EXERCISE REQUIREMENTS: Whenever a line contains the string "prêts", copy it out of the entries.

-------- EXCERPTED RECORDS

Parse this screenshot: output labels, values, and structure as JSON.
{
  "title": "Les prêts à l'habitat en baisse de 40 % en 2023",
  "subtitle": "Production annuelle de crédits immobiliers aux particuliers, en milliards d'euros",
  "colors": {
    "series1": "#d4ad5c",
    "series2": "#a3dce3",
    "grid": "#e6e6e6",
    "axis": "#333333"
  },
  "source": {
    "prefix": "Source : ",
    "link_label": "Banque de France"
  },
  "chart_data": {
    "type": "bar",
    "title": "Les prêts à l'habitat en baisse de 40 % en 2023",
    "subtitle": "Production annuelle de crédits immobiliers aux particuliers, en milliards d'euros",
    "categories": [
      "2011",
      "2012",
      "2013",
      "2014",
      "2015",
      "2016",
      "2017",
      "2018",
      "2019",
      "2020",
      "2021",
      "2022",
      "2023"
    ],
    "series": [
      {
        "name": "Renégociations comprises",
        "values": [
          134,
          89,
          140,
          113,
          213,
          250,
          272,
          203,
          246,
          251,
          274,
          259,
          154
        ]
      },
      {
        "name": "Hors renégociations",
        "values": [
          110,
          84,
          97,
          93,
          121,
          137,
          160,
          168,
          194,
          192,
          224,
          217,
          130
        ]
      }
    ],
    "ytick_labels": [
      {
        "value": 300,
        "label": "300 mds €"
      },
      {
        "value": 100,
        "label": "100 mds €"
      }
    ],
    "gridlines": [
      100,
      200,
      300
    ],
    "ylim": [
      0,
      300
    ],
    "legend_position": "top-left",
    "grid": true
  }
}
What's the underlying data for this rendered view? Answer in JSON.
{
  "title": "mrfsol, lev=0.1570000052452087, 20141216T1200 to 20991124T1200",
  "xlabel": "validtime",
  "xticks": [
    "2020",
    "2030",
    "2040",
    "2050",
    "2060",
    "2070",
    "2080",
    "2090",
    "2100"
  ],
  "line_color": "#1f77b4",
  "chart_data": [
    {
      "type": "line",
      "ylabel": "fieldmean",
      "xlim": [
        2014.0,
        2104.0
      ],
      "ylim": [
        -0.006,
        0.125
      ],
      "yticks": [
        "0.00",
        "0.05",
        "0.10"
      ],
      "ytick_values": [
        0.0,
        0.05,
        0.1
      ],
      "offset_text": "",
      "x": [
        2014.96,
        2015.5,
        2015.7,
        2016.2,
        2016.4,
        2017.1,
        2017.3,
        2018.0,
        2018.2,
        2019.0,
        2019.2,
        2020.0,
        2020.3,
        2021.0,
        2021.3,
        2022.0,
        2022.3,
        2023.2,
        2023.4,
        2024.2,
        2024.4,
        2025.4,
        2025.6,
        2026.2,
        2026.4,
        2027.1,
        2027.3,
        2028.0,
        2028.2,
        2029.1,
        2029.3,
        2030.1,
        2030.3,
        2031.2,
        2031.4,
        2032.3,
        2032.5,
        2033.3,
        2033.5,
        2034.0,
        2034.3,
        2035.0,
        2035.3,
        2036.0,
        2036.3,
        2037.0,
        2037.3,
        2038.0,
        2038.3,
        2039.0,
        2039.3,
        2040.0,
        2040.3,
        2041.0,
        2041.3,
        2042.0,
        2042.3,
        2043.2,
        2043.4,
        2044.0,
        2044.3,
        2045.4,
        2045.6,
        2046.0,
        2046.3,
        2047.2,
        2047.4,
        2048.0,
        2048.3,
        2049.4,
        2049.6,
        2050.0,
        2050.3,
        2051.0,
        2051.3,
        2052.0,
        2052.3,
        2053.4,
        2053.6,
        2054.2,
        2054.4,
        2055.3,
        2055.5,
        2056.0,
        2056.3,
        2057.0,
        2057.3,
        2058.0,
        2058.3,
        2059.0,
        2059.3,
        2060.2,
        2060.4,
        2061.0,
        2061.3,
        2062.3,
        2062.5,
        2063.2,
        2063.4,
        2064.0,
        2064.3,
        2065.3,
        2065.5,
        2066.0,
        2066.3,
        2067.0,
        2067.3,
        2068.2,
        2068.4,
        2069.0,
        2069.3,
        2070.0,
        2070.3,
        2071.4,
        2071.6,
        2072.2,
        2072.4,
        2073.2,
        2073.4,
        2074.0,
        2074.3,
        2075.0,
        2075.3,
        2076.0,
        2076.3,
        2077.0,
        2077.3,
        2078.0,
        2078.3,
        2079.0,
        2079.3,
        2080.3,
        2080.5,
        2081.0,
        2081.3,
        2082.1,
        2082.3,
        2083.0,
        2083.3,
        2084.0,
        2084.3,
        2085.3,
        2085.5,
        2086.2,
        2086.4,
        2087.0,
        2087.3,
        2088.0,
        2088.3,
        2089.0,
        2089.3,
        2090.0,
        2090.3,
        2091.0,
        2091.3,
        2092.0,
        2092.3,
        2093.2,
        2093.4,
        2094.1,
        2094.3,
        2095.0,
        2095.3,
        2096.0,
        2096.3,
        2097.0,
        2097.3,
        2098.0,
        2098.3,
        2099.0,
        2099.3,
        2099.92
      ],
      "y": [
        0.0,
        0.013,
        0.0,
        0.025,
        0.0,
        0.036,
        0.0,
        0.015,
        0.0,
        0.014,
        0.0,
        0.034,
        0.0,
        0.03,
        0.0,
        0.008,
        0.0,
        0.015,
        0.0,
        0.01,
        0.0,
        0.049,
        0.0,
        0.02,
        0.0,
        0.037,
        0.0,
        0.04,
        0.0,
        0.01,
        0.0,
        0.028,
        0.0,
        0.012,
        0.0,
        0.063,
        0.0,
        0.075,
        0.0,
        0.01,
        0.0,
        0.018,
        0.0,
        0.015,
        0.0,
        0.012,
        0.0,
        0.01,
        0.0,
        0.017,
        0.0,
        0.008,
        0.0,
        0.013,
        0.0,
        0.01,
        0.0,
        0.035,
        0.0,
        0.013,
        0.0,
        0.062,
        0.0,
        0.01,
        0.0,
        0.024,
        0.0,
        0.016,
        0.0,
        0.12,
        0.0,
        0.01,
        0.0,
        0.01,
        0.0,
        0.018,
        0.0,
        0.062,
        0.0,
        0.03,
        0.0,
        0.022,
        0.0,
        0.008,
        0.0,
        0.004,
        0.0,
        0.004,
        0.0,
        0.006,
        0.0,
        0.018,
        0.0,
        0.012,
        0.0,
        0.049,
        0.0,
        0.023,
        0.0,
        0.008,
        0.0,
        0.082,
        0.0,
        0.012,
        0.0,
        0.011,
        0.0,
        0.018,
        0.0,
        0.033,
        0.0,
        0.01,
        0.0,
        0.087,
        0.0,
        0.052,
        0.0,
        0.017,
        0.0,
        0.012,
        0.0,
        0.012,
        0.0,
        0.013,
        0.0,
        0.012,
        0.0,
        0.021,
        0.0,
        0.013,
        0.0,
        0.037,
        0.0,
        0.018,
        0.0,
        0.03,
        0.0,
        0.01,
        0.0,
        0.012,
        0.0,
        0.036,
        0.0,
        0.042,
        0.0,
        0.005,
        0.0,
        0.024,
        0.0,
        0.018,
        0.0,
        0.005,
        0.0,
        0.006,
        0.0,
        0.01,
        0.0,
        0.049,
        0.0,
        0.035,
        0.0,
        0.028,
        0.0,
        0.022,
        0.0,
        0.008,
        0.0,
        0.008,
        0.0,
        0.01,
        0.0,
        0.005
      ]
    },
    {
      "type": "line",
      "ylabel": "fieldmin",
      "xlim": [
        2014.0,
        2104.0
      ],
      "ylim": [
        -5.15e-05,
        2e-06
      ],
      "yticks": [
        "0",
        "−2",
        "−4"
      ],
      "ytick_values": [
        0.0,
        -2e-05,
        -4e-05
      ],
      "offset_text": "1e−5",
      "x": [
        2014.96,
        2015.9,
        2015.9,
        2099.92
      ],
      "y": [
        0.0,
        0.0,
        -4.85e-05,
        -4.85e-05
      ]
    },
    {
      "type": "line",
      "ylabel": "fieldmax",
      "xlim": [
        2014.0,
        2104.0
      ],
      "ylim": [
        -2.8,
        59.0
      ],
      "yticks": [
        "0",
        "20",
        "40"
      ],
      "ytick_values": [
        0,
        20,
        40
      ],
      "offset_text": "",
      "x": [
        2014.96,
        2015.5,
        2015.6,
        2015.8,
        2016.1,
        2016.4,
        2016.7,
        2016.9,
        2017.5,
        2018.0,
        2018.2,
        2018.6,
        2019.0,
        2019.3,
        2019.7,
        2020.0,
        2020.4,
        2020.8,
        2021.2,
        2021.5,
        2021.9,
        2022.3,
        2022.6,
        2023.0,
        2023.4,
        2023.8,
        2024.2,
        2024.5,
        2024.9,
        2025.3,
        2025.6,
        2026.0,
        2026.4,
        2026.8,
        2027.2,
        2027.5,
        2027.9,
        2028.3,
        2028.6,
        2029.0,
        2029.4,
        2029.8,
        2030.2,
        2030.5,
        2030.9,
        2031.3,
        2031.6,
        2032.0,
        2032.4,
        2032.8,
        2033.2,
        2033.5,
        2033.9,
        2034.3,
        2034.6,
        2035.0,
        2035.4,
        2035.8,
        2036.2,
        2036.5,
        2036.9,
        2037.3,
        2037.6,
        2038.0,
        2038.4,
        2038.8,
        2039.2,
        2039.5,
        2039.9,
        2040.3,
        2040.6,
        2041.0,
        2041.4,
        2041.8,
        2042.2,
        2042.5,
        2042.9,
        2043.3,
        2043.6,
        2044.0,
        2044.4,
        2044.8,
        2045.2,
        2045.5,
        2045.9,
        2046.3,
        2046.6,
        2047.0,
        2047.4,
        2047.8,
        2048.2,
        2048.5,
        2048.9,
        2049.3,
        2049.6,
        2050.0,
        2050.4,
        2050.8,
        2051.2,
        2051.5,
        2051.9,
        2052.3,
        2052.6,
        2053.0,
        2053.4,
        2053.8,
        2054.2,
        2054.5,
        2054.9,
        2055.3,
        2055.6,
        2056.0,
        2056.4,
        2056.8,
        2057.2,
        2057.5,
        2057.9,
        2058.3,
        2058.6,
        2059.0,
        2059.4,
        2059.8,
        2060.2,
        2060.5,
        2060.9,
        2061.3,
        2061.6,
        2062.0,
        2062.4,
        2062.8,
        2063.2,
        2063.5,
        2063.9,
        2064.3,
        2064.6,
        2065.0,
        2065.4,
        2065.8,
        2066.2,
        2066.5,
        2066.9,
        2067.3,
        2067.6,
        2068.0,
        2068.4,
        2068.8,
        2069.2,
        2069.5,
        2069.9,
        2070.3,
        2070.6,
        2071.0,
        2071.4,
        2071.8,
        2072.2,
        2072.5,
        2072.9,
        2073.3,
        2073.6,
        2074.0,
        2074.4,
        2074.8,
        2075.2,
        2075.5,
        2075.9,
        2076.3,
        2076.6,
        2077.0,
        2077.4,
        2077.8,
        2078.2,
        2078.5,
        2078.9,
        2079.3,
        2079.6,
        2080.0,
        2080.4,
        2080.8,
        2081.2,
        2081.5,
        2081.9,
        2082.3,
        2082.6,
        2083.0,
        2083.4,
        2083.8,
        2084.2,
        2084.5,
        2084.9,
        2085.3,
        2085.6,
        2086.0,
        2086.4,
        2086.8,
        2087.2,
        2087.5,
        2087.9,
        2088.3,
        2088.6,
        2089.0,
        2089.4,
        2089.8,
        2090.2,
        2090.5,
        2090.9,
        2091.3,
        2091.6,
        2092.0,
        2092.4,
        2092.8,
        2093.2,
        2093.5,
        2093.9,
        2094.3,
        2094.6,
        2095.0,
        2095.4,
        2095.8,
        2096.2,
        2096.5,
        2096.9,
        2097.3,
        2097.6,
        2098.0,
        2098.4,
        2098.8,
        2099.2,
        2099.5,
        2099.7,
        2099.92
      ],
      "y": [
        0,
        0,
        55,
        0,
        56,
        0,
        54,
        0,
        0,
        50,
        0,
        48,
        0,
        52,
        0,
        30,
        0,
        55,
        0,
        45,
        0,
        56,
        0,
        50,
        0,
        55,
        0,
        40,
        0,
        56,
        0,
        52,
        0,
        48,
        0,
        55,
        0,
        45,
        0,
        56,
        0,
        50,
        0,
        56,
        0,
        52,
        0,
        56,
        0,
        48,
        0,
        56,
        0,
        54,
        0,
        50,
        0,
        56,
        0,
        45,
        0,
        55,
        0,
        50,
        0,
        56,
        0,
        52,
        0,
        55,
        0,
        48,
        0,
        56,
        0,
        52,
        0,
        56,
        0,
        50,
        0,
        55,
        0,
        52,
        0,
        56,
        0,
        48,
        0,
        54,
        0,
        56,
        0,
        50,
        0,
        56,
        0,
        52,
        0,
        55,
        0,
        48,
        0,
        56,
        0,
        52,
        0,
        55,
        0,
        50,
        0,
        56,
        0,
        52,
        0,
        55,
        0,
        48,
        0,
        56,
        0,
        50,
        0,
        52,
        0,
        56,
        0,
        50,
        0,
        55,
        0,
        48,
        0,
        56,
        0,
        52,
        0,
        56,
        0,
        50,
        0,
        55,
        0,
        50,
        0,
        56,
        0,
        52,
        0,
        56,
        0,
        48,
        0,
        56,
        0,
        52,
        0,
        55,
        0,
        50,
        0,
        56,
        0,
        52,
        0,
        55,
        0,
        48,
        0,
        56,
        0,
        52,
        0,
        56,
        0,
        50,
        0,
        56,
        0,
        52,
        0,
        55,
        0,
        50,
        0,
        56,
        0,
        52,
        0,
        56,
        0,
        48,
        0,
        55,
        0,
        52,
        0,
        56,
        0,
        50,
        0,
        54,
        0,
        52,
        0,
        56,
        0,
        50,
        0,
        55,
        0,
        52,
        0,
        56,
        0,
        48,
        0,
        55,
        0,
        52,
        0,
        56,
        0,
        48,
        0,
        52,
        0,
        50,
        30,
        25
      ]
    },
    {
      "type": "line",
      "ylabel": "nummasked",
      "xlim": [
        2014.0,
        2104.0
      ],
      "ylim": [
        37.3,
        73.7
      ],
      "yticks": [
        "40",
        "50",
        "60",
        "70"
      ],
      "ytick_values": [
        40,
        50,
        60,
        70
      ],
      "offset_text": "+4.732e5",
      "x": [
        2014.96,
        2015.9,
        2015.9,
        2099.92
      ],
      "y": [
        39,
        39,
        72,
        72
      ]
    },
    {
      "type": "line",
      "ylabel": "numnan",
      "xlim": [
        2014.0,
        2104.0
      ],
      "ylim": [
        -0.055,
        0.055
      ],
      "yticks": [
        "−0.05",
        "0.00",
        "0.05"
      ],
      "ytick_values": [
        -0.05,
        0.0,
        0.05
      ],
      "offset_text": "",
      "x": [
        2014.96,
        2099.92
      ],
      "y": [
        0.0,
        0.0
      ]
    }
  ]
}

----------------

SOLUTION:
  "title": "Les prêts à l'habitat en baisse de 40 % en 2023",
    "title": "Les prêts à l'habitat en baisse de 40 % en 2023",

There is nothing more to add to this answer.